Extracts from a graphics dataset
++++++

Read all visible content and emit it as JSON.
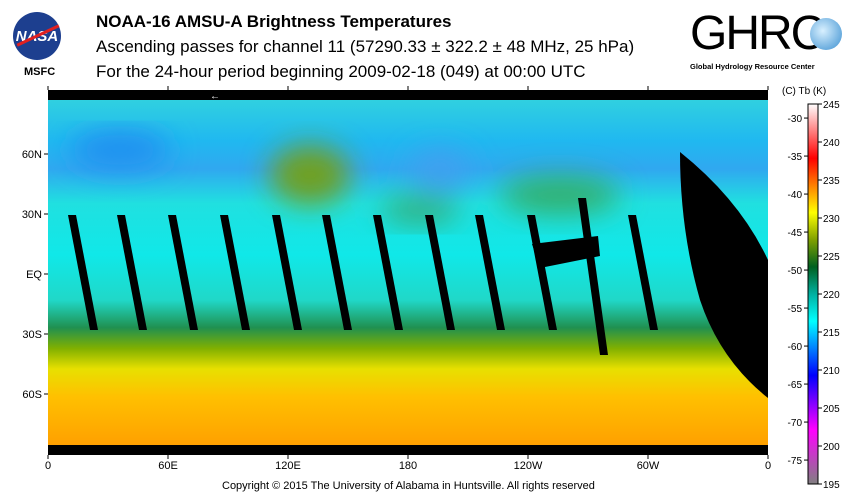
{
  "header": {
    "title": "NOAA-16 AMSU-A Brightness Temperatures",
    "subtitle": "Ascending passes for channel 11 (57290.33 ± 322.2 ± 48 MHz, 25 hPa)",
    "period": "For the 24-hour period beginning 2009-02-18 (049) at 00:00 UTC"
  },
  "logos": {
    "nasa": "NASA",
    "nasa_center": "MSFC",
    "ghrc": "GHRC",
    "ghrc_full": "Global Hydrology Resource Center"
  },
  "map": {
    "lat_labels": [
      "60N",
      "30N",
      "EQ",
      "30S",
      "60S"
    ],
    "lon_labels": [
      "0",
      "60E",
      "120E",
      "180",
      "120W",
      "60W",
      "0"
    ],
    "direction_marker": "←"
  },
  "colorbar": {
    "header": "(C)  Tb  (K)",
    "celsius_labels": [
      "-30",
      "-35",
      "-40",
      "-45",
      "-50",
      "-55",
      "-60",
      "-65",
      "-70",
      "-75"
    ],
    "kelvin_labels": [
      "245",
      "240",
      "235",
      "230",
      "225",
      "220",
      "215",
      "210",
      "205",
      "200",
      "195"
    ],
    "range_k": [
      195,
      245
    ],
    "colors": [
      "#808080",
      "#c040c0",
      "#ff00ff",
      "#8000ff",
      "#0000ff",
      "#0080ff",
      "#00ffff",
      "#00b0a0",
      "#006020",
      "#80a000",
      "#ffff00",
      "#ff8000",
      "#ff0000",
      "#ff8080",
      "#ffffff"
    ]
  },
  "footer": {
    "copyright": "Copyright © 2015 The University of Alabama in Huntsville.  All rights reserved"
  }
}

++++++

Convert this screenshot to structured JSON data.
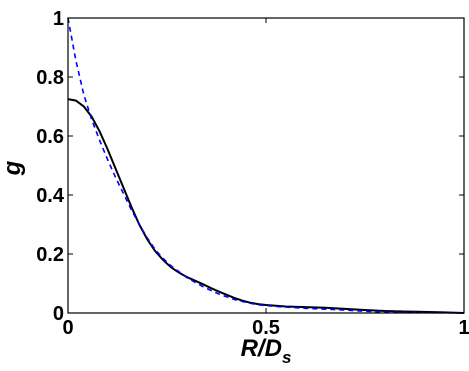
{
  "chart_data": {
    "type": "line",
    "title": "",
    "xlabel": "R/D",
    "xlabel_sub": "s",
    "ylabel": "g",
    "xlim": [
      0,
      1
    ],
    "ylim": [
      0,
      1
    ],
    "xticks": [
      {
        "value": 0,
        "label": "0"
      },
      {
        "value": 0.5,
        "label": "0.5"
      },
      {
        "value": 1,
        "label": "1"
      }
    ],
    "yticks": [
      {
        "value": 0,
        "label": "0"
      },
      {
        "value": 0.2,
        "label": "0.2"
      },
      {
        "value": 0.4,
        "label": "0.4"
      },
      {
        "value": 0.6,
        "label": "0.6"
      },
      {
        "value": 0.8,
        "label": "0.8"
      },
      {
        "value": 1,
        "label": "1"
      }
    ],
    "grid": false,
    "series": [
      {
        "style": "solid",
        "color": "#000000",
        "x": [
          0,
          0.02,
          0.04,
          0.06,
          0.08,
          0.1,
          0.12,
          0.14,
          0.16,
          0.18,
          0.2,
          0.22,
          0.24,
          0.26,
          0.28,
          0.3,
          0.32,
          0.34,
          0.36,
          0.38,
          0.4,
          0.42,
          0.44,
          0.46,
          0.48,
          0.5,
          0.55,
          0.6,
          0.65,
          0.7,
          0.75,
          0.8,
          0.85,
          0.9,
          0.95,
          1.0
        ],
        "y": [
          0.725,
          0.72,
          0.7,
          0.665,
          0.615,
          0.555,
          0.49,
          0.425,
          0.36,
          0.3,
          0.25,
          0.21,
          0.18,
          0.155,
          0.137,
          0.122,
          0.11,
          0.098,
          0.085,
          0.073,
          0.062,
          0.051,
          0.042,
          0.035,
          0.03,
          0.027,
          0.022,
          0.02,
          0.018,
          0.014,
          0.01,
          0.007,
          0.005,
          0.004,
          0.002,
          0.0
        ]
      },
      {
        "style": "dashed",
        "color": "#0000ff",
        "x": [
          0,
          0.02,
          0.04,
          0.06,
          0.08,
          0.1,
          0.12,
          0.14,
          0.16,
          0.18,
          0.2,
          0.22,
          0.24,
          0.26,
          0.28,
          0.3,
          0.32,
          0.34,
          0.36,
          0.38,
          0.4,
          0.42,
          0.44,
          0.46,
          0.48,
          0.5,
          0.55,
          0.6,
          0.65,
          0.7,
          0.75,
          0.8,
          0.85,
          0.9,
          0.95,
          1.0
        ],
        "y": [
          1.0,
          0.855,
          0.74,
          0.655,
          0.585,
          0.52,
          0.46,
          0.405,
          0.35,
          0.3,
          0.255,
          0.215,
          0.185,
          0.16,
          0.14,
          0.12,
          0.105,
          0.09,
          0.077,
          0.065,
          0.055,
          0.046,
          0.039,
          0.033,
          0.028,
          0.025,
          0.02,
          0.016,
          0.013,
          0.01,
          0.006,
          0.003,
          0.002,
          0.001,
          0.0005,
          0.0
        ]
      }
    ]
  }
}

++++++

WORK TO DO
Each line that holds the word "JSON" is to be copied.

ANSWER TO THE PROBLEM
Read all visible content and emit it as JSON.
Convert this screenshot to structured JSON data.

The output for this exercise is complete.